WHAT NEEDS TO BE DONE -
Print out the entries from the line containing "Serialize everything readable" through the last line, exactly, and print nothing else. Pictures are not copied.

===

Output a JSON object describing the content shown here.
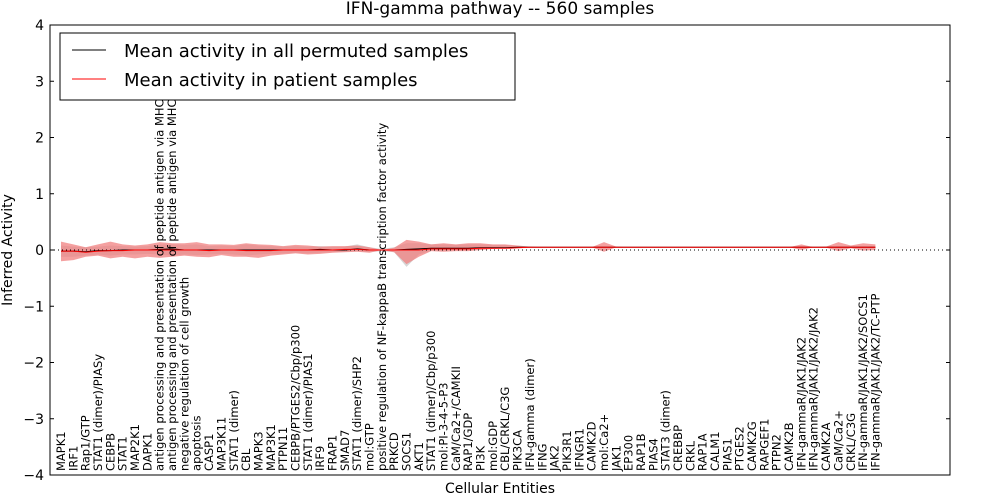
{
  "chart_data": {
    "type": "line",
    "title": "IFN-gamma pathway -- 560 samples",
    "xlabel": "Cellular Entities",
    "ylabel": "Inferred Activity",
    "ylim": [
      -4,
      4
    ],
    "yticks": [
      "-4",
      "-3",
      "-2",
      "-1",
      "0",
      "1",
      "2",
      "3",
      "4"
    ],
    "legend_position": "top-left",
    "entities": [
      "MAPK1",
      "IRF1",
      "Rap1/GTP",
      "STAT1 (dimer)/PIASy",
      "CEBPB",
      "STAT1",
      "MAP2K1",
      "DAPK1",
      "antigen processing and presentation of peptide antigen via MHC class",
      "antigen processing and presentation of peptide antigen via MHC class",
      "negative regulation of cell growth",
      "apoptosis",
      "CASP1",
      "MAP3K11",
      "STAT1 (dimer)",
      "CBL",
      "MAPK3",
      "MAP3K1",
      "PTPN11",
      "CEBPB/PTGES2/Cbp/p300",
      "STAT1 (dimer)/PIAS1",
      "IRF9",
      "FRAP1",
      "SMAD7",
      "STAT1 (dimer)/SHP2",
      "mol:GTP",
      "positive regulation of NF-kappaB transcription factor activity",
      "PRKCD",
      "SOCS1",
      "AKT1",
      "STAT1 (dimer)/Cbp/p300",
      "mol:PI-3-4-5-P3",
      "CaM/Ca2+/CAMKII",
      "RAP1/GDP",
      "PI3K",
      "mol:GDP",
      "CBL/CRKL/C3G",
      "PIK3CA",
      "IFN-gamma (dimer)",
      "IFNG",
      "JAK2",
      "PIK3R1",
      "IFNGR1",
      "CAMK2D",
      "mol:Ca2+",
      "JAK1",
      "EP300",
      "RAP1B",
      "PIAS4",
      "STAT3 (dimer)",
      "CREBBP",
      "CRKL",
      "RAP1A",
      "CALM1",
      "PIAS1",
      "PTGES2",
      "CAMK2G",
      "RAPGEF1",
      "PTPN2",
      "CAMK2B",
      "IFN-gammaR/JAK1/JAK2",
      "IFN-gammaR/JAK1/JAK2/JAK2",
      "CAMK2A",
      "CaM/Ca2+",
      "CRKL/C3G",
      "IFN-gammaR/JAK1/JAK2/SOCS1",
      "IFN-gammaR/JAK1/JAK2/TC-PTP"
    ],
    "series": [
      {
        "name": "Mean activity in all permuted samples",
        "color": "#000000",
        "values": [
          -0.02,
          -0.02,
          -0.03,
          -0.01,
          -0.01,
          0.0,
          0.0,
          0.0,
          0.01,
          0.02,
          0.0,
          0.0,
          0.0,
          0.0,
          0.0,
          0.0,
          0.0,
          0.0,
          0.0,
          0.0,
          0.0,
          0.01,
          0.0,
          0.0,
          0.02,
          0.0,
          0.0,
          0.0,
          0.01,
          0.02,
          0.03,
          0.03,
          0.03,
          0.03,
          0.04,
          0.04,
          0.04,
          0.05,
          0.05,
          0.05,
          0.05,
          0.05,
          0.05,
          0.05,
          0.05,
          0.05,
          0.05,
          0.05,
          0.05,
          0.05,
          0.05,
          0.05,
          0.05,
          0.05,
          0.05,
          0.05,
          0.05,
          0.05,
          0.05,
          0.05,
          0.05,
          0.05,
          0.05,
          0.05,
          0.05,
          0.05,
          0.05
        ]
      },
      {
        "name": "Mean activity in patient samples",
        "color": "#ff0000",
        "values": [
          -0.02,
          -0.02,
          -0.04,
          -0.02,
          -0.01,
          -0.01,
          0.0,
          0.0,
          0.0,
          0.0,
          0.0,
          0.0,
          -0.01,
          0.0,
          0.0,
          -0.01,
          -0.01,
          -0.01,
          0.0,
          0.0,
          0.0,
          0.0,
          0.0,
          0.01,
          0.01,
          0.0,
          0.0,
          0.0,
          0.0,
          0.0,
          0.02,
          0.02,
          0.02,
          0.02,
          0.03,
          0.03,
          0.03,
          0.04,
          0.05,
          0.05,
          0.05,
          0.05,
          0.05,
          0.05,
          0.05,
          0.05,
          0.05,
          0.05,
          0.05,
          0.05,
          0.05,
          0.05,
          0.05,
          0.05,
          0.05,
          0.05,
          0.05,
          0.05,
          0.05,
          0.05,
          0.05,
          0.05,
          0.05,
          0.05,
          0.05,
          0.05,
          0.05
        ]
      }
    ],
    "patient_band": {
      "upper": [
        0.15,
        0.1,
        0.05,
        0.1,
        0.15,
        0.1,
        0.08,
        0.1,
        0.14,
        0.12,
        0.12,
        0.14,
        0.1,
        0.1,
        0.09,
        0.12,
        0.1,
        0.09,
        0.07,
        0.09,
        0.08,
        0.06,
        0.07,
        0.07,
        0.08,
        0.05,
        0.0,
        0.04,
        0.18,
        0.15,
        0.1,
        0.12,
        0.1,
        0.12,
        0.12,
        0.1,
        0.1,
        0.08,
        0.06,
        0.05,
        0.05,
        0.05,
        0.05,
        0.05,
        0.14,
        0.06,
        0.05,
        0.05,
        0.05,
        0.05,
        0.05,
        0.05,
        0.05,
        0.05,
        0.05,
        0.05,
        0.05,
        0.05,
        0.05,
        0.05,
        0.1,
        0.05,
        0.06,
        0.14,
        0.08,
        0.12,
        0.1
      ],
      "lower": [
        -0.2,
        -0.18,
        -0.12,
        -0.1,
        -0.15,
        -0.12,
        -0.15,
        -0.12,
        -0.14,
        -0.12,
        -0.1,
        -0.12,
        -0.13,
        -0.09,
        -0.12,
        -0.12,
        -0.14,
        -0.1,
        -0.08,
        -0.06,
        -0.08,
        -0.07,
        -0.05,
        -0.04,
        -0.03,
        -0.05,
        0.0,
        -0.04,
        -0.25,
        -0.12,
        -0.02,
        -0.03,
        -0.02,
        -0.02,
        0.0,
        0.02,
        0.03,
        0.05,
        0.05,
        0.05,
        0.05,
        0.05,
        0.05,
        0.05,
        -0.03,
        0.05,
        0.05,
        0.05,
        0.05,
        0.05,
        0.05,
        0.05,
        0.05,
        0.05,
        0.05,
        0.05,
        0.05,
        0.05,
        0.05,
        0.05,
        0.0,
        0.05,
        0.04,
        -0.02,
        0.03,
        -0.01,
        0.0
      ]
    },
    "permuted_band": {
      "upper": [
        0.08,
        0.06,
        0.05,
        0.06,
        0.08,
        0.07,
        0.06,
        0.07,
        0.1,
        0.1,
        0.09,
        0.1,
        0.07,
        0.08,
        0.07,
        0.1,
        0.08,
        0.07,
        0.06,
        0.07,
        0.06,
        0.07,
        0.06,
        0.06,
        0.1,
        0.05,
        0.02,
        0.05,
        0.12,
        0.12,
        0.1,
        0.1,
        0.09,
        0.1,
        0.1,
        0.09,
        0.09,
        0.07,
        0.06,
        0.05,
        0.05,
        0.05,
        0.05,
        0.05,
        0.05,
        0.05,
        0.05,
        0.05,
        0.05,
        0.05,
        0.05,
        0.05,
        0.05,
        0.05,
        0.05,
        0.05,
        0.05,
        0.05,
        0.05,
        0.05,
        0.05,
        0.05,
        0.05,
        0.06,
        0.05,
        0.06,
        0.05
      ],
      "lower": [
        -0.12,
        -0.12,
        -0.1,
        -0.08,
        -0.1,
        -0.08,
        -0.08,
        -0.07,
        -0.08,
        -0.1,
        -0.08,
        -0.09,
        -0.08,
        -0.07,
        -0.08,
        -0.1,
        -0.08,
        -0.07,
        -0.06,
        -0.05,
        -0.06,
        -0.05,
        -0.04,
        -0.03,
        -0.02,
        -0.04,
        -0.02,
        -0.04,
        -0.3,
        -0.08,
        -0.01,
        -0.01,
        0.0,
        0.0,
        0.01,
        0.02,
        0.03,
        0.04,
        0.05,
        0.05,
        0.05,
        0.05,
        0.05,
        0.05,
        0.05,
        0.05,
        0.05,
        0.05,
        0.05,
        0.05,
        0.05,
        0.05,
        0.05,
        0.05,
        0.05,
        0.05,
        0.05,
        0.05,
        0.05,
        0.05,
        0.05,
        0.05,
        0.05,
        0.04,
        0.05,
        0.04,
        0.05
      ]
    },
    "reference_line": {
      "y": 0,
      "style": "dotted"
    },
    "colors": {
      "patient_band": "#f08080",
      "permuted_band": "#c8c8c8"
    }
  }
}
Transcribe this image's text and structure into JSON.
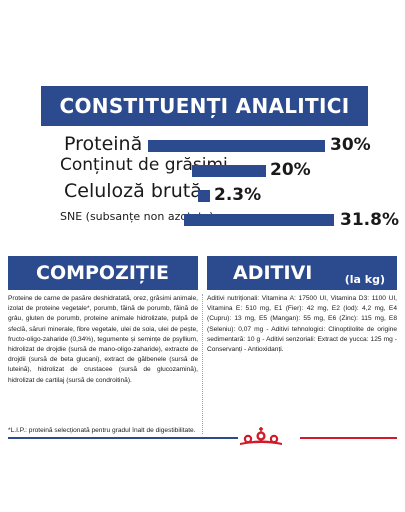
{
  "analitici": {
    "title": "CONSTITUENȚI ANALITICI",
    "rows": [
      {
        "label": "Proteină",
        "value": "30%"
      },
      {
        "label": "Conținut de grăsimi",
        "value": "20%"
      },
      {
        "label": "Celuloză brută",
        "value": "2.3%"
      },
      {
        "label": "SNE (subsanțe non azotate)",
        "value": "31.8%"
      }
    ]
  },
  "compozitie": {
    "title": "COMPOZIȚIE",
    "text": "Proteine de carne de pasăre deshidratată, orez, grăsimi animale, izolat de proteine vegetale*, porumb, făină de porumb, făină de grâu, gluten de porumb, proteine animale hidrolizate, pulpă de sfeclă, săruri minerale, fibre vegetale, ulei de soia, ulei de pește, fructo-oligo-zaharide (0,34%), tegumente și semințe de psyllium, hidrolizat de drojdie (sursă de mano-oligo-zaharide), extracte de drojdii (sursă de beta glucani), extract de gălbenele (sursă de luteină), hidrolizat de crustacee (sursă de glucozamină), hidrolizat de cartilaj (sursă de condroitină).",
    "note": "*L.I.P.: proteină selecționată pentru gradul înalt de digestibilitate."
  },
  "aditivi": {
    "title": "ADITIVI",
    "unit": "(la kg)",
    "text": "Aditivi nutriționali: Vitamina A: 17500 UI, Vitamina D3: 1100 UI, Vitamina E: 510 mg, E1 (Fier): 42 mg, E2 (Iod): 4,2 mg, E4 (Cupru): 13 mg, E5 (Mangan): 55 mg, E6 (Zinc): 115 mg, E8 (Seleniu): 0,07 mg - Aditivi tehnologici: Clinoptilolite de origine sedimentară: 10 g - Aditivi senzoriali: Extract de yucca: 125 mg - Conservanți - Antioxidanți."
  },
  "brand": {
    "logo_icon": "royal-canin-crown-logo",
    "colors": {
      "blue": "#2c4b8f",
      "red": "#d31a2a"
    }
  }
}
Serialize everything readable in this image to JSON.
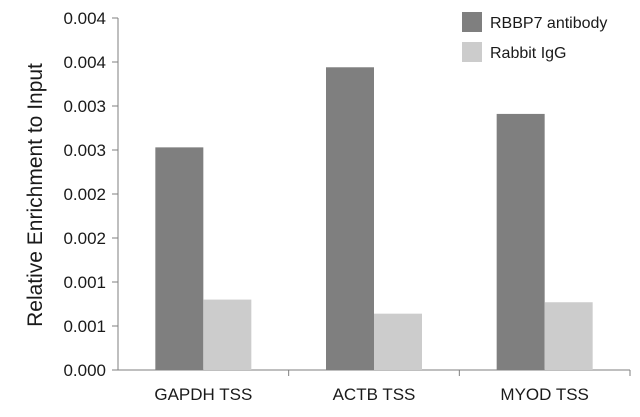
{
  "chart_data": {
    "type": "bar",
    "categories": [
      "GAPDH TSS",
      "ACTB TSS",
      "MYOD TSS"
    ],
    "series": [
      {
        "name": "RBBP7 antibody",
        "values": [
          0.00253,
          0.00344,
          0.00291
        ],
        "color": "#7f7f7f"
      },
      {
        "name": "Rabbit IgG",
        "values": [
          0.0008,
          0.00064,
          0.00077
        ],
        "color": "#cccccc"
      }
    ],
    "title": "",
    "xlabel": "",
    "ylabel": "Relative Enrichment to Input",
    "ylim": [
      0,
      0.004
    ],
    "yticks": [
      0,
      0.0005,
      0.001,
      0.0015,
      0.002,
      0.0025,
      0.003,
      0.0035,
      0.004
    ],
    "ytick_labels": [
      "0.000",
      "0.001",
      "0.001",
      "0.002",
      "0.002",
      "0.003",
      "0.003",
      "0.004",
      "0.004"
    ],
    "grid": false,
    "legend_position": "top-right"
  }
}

===

OUTPUT -
Serialize everything readable in this image to JSON.
{
  "chart_data": {
    "type": "bar",
    "categories": [
      "GAPDH TSS",
      "ACTB TSS",
      "MYOD TSS"
    ],
    "series": [
      {
        "name": "RBBP7 antibody",
        "values": [
          0.00253,
          0.00344,
          0.00291
        ],
        "color": "#7f7f7f"
      },
      {
        "name": "Rabbit IgG",
        "values": [
          0.0008,
          0.00064,
          0.00077
        ],
        "color": "#cccccc"
      }
    ],
    "title": "",
    "xlabel": "",
    "ylabel": "Relative Enrichment to Input",
    "ylim": [
      0,
      0.004
    ],
    "yticks": [
      0,
      0.0005,
      0.001,
      0.0015,
      0.002,
      0.0025,
      0.003,
      0.0035,
      0.004
    ],
    "ytick_labels": [
      "0.000",
      "0.001",
      "0.001",
      "0.002",
      "0.002",
      "0.003",
      "0.003",
      "0.004",
      "0.004"
    ],
    "grid": false,
    "legend_position": "top-right"
  }
}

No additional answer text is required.